--- begin Supplied entries ---

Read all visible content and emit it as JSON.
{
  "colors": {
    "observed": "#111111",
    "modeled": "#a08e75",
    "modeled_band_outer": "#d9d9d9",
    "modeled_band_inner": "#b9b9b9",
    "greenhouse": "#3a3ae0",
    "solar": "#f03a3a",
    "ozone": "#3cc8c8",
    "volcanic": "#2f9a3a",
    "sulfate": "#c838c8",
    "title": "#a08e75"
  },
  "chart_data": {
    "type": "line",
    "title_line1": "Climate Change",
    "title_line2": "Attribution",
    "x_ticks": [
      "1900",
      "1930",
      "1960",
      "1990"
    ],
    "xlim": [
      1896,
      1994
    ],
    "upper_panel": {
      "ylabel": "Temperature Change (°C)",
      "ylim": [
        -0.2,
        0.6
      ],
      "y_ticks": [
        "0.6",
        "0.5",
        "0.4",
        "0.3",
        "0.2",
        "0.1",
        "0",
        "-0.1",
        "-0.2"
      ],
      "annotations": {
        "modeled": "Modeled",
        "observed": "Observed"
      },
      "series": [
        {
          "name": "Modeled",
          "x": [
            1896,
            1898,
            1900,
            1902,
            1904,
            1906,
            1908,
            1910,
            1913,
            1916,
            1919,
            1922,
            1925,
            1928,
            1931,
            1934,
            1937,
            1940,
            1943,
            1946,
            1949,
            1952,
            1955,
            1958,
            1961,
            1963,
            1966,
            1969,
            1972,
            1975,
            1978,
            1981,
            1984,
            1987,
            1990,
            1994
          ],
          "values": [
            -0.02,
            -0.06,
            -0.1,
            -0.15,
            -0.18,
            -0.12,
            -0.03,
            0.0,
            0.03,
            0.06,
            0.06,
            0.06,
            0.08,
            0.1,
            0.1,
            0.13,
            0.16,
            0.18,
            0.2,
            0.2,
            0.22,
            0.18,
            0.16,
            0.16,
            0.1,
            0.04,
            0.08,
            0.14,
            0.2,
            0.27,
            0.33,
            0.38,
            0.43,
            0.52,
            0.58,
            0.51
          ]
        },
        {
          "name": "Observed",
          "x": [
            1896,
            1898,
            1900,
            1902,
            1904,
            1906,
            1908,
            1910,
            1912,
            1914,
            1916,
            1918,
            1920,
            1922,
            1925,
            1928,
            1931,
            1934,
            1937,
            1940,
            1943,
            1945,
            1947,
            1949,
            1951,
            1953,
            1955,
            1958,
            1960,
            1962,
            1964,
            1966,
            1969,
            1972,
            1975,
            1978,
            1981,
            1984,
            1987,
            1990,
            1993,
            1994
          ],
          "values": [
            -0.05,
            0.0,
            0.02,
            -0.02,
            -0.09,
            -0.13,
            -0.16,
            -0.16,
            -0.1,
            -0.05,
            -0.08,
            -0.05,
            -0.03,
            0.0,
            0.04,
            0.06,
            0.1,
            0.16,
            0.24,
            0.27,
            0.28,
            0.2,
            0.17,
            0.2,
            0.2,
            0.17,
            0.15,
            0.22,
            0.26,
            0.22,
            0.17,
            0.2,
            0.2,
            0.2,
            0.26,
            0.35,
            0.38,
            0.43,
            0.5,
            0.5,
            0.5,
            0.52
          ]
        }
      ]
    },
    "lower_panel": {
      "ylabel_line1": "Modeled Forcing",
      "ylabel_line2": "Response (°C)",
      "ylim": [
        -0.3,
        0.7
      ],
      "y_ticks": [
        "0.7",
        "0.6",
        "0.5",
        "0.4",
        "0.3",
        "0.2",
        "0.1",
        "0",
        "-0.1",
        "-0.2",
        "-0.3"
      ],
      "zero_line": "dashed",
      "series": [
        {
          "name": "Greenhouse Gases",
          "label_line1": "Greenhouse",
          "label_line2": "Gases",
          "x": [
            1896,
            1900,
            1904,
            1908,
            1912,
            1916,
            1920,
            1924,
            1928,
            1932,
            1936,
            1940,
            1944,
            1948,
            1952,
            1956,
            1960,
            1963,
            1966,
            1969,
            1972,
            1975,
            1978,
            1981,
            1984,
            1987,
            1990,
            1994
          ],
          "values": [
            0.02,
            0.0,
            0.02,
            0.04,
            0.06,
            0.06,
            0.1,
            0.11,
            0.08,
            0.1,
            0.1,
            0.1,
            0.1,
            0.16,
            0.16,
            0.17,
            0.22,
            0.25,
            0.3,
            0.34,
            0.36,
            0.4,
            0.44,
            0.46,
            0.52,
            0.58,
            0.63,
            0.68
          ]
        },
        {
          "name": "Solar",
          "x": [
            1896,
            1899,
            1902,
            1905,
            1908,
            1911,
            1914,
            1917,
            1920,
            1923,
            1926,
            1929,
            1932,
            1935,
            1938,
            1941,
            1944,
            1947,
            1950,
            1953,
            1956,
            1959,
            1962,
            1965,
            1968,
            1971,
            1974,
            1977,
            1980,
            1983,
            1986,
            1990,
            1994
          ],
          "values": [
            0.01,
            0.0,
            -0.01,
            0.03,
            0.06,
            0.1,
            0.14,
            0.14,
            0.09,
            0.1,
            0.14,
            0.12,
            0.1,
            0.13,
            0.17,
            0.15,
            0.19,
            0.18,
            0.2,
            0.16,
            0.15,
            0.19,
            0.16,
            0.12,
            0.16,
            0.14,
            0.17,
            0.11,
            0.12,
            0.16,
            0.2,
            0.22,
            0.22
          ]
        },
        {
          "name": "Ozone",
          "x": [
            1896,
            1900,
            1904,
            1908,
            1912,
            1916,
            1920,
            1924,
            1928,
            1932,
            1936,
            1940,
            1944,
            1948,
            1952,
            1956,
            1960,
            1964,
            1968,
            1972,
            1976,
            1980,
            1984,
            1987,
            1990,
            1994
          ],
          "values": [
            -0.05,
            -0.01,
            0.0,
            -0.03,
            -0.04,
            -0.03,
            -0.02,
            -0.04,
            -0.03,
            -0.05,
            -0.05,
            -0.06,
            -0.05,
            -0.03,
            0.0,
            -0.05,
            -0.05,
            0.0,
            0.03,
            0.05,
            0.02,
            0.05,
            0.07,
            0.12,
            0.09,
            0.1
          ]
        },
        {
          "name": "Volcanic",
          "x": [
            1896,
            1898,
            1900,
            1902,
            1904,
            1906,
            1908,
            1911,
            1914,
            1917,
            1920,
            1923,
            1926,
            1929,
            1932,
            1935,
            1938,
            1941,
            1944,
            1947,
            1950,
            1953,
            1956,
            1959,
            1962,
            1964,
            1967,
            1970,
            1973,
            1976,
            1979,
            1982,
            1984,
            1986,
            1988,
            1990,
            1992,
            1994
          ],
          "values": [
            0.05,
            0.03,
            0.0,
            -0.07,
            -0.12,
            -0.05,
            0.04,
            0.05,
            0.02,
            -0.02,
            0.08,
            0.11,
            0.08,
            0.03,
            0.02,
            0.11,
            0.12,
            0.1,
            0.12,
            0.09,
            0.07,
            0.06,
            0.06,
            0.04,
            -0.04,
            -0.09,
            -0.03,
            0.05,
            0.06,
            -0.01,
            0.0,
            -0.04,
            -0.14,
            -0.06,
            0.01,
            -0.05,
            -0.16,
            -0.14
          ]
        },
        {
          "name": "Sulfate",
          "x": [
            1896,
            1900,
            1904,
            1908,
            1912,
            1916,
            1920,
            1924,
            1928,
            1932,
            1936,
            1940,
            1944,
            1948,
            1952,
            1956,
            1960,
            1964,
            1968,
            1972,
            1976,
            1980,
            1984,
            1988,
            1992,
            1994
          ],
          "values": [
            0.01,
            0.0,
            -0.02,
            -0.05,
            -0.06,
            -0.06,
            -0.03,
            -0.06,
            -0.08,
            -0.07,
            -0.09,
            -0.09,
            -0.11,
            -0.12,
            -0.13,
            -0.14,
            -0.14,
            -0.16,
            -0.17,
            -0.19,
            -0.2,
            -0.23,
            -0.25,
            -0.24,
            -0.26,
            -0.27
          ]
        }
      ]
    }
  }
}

--- end Supplied entries ---

Written problem » List the lines that contain the word "Gases".

Result of this task »
          "name": "Greenhouse Gases",
          "label_line2": "Gases",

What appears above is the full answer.